◆ DESCRIPTION OF THE TASK
Gather all lines in the entries that include the word "Eftergymnasial".

◆ ENTRIES SUPPLIED
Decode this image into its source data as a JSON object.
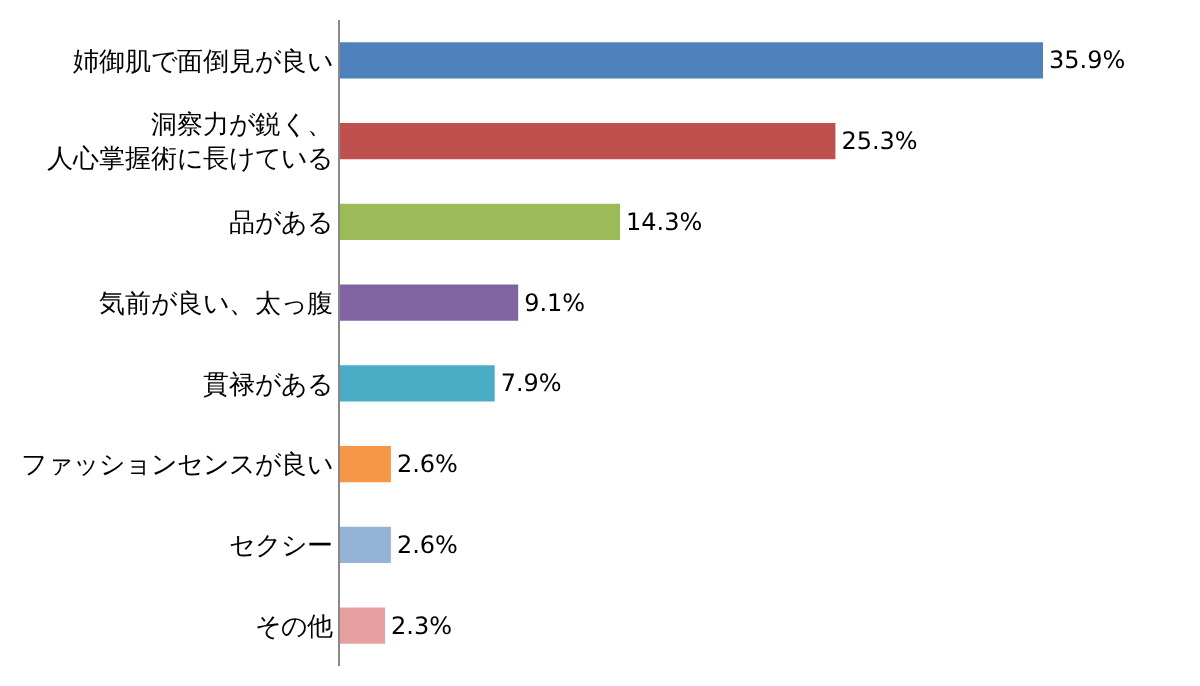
{
  "chart_data": {
    "type": "bar",
    "orientation": "horizontal",
    "categories": [
      "姉御肌で面倒見が良い",
      "洞察力が鋭く、人心掌握術に長けている",
      "品がある",
      "気前が良い、太っ腹",
      "貫禄がある",
      "ファッションセンスが良い",
      "セクシー",
      "その他"
    ],
    "values": [
      35.9,
      25.3,
      14.3,
      9.1,
      7.9,
      2.6,
      2.6,
      2.3
    ],
    "value_labels": [
      "35.9%",
      "25.3%",
      "14.3%",
      "9.1%",
      "7.9%",
      "2.6%",
      "2.6%",
      "2.3%"
    ],
    "colors": [
      "#4f81bd",
      "#c0504d",
      "#9bbb59",
      "#8064a2",
      "#4bacc6",
      "#f79646",
      "#95b3d7",
      "#e6a0a0"
    ],
    "tick_labels": "y",
    "grid": false,
    "legend": false
  }
}
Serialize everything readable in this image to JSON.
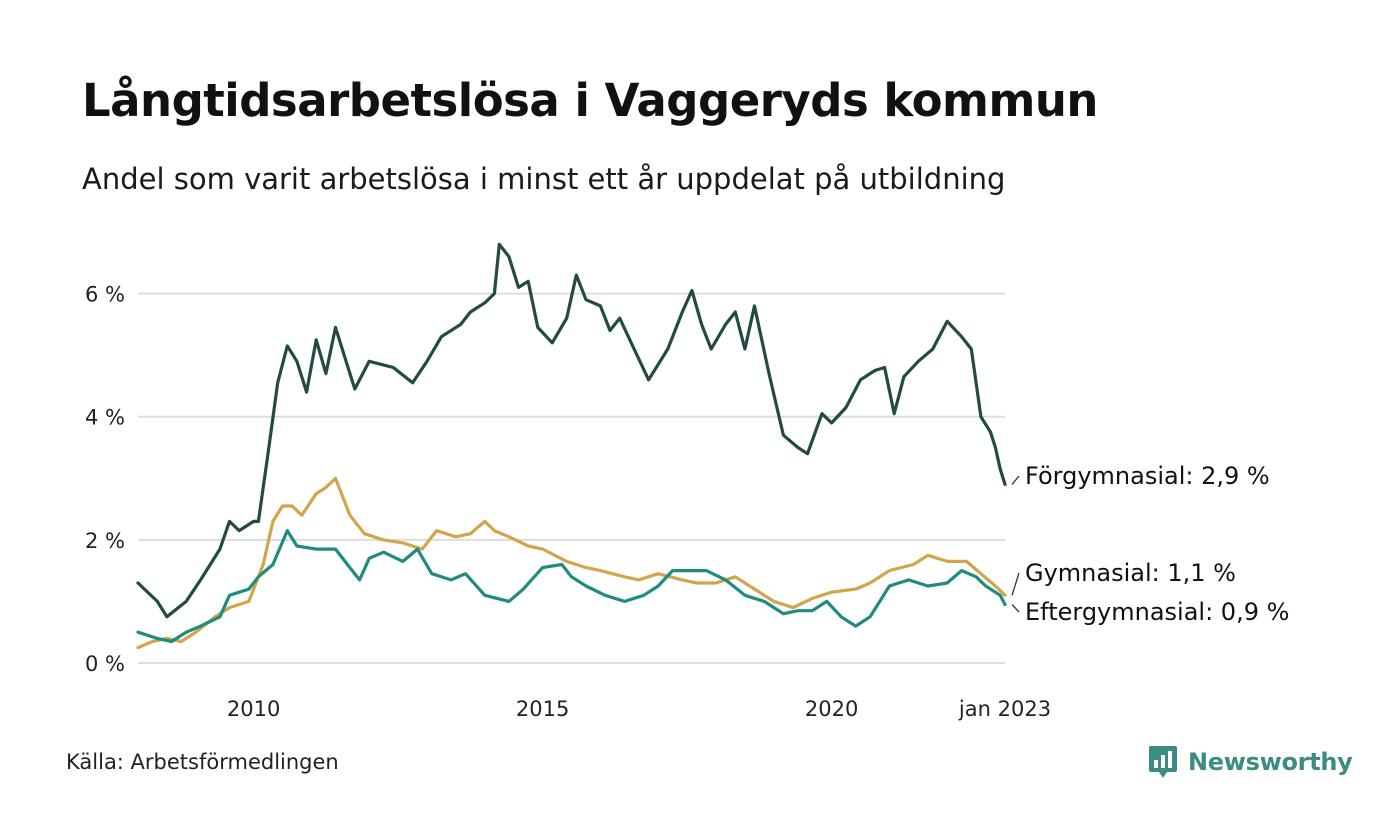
{
  "title": "Långtidsarbetslösa i Vaggeryds kommun",
  "subtitle": "Andel som varit arbetslösa i minst ett år uppdelat på utbildning",
  "source": "Källa: Arbetsförmedlingen",
  "brand": {
    "name": "Newsworthy",
    "logo_icon": "chart-bubble-icon",
    "color": "#3d8c84"
  },
  "chart_data": {
    "type": "line",
    "x_ticks": [
      {
        "label": "2010",
        "value": "2010-01"
      },
      {
        "label": "2015",
        "value": "2015-01"
      },
      {
        "label": "2020",
        "value": "2020-01"
      },
      {
        "label": "jan 2023",
        "value": "2023-01"
      }
    ],
    "y_ticks": [
      "0 %",
      "2 %",
      "4 %",
      "6 %"
    ],
    "ylim": [
      0,
      7
    ],
    "grid": "horizontal",
    "x_start": "2008-01",
    "x_end": "2023-01",
    "series": [
      {
        "name": "Förgymnasial",
        "end_label": "Förgymnasial: 2,9 %",
        "color": "#234a44",
        "keypoints": [
          [
            "2008-01",
            1.3
          ],
          [
            "2008-05",
            1.0
          ],
          [
            "2008-07",
            0.75
          ],
          [
            "2008-11",
            1.0
          ],
          [
            "2009-02",
            1.35
          ],
          [
            "2009-06",
            1.85
          ],
          [
            "2009-08",
            2.3
          ],
          [
            "2009-10",
            2.15
          ],
          [
            "2010-01",
            2.3
          ],
          [
            "2010-02",
            2.3
          ],
          [
            "2010-04",
            3.4
          ],
          [
            "2010-06",
            4.55
          ],
          [
            "2010-08",
            5.15
          ],
          [
            "2010-10",
            4.9
          ],
          [
            "2010-12",
            4.4
          ],
          [
            "2011-02",
            5.25
          ],
          [
            "2011-04",
            4.7
          ],
          [
            "2011-06",
            5.45
          ],
          [
            "2011-08",
            4.95
          ],
          [
            "2011-10",
            4.45
          ],
          [
            "2012-01",
            4.9
          ],
          [
            "2012-06",
            4.8
          ],
          [
            "2012-10",
            4.55
          ],
          [
            "2013-01",
            4.9
          ],
          [
            "2013-04",
            5.3
          ],
          [
            "2013-08",
            5.5
          ],
          [
            "2013-10",
            5.7
          ],
          [
            "2014-01",
            5.85
          ],
          [
            "2014-03",
            6.0
          ],
          [
            "2014-04",
            6.8
          ],
          [
            "2014-06",
            6.6
          ],
          [
            "2014-08",
            6.1
          ],
          [
            "2014-10",
            6.2
          ],
          [
            "2014-12",
            5.45
          ],
          [
            "2015-03",
            5.2
          ],
          [
            "2015-06",
            5.6
          ],
          [
            "2015-08",
            6.3
          ],
          [
            "2015-10",
            5.9
          ],
          [
            "2016-01",
            5.8
          ],
          [
            "2016-03",
            5.4
          ],
          [
            "2016-05",
            5.6
          ],
          [
            "2016-08",
            5.1
          ],
          [
            "2016-11",
            4.6
          ],
          [
            "2017-03",
            5.1
          ],
          [
            "2017-06",
            5.7
          ],
          [
            "2017-08",
            6.05
          ],
          [
            "2017-10",
            5.5
          ],
          [
            "2017-12",
            5.1
          ],
          [
            "2018-03",
            5.5
          ],
          [
            "2018-05",
            5.7
          ],
          [
            "2018-07",
            5.1
          ],
          [
            "2018-09",
            5.8
          ],
          [
            "2018-12",
            4.7
          ],
          [
            "2019-03",
            3.7
          ],
          [
            "2019-06",
            3.5
          ],
          [
            "2019-08",
            3.4
          ],
          [
            "2019-11",
            4.05
          ],
          [
            "2020-01",
            3.9
          ],
          [
            "2020-04",
            4.15
          ],
          [
            "2020-07",
            4.6
          ],
          [
            "2020-10",
            4.75
          ],
          [
            "2020-12",
            4.8
          ],
          [
            "2021-02",
            4.05
          ],
          [
            "2021-04",
            4.65
          ],
          [
            "2021-07",
            4.9
          ],
          [
            "2021-10",
            5.1
          ],
          [
            "2022-01",
            5.55
          ],
          [
            "2022-04",
            5.3
          ],
          [
            "2022-06",
            5.1
          ],
          [
            "2022-08",
            4.0
          ],
          [
            "2022-10",
            3.75
          ],
          [
            "2022-11",
            3.5
          ],
          [
            "2022-12",
            3.15
          ],
          [
            "2023-01",
            2.9
          ]
        ]
      },
      {
        "name": "Gymnasial",
        "end_label": "Gymnasial: 1,1 %",
        "color": "#d4a44c",
        "keypoints": [
          [
            "2008-01",
            0.25
          ],
          [
            "2008-04",
            0.35
          ],
          [
            "2008-07",
            0.4
          ],
          [
            "2008-10",
            0.35
          ],
          [
            "2009-01",
            0.5
          ],
          [
            "2009-05",
            0.75
          ],
          [
            "2009-08",
            0.9
          ],
          [
            "2009-12",
            1.0
          ],
          [
            "2010-03",
            1.6
          ],
          [
            "2010-05",
            2.3
          ],
          [
            "2010-07",
            2.55
          ],
          [
            "2010-09",
            2.55
          ],
          [
            "2010-11",
            2.4
          ],
          [
            "2011-02",
            2.75
          ],
          [
            "2011-04",
            2.85
          ],
          [
            "2011-06",
            3.0
          ],
          [
            "2011-09",
            2.4
          ],
          [
            "2011-12",
            2.1
          ],
          [
            "2012-04",
            2.0
          ],
          [
            "2012-08",
            1.95
          ],
          [
            "2012-12",
            1.85
          ],
          [
            "2013-03",
            2.15
          ],
          [
            "2013-07",
            2.05
          ],
          [
            "2013-10",
            2.1
          ],
          [
            "2014-01",
            2.3
          ],
          [
            "2014-03",
            2.15
          ],
          [
            "2014-06",
            2.05
          ],
          [
            "2014-10",
            1.9
          ],
          [
            "2015-01",
            1.85
          ],
          [
            "2015-06",
            1.65
          ],
          [
            "2015-10",
            1.55
          ],
          [
            "2016-01",
            1.5
          ],
          [
            "2016-06",
            1.4
          ],
          [
            "2016-09",
            1.35
          ],
          [
            "2017-01",
            1.45
          ],
          [
            "2017-06",
            1.35
          ],
          [
            "2017-09",
            1.3
          ],
          [
            "2018-01",
            1.3
          ],
          [
            "2018-05",
            1.4
          ],
          [
            "2018-09",
            1.2
          ],
          [
            "2019-01",
            1.0
          ],
          [
            "2019-05",
            0.9
          ],
          [
            "2019-09",
            1.05
          ],
          [
            "2020-01",
            1.15
          ],
          [
            "2020-06",
            1.2
          ],
          [
            "2020-09",
            1.3
          ],
          [
            "2021-01",
            1.5
          ],
          [
            "2021-06",
            1.6
          ],
          [
            "2021-09",
            1.75
          ],
          [
            "2022-01",
            1.65
          ],
          [
            "2022-05",
            1.65
          ],
          [
            "2022-08",
            1.45
          ],
          [
            "2022-11",
            1.25
          ],
          [
            "2023-01",
            1.1
          ]
        ]
      },
      {
        "name": "Eftergymnasial",
        "end_label": "Eftergymnasial: 0,9 %",
        "color": "#1e8c7e",
        "keypoints": [
          [
            "2008-01",
            0.5
          ],
          [
            "2008-05",
            0.4
          ],
          [
            "2008-08",
            0.35
          ],
          [
            "2008-11",
            0.5
          ],
          [
            "2009-02",
            0.6
          ],
          [
            "2009-06",
            0.75
          ],
          [
            "2009-08",
            1.1
          ],
          [
            "2009-12",
            1.2
          ],
          [
            "2010-02",
            1.4
          ],
          [
            "2010-05",
            1.6
          ],
          [
            "2010-08",
            2.15
          ],
          [
            "2010-10",
            1.9
          ],
          [
            "2011-02",
            1.85
          ],
          [
            "2011-06",
            1.85
          ],
          [
            "2011-09",
            1.55
          ],
          [
            "2011-11",
            1.35
          ],
          [
            "2012-01",
            1.7
          ],
          [
            "2012-04",
            1.8
          ],
          [
            "2012-08",
            1.65
          ],
          [
            "2012-11",
            1.85
          ],
          [
            "2013-02",
            1.45
          ],
          [
            "2013-06",
            1.35
          ],
          [
            "2013-09",
            1.45
          ],
          [
            "2014-01",
            1.1
          ],
          [
            "2014-06",
            1.0
          ],
          [
            "2014-09",
            1.2
          ],
          [
            "2015-01",
            1.55
          ],
          [
            "2015-05",
            1.6
          ],
          [
            "2015-07",
            1.4
          ],
          [
            "2015-10",
            1.25
          ],
          [
            "2016-02",
            1.1
          ],
          [
            "2016-06",
            1.0
          ],
          [
            "2016-10",
            1.1
          ],
          [
            "2017-01",
            1.25
          ],
          [
            "2017-04",
            1.5
          ],
          [
            "2017-08",
            1.5
          ],
          [
            "2017-11",
            1.5
          ],
          [
            "2018-03",
            1.35
          ],
          [
            "2018-07",
            1.1
          ],
          [
            "2018-11",
            1.0
          ],
          [
            "2019-03",
            0.8
          ],
          [
            "2019-06",
            0.85
          ],
          [
            "2019-09",
            0.85
          ],
          [
            "2019-12",
            1.0
          ],
          [
            "2020-03",
            0.75
          ],
          [
            "2020-06",
            0.6
          ],
          [
            "2020-09",
            0.75
          ],
          [
            "2021-01",
            1.25
          ],
          [
            "2021-05",
            1.35
          ],
          [
            "2021-09",
            1.25
          ],
          [
            "2022-01",
            1.3
          ],
          [
            "2022-04",
            1.5
          ],
          [
            "2022-07",
            1.4
          ],
          [
            "2022-09",
            1.25
          ],
          [
            "2022-12",
            1.1
          ],
          [
            "2023-01",
            0.95
          ]
        ]
      }
    ]
  }
}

◆ EXPECTED ANSWER
        "name": "Eftergymnasial",
        "end_label": "Eftergymnasial: 0,9 %",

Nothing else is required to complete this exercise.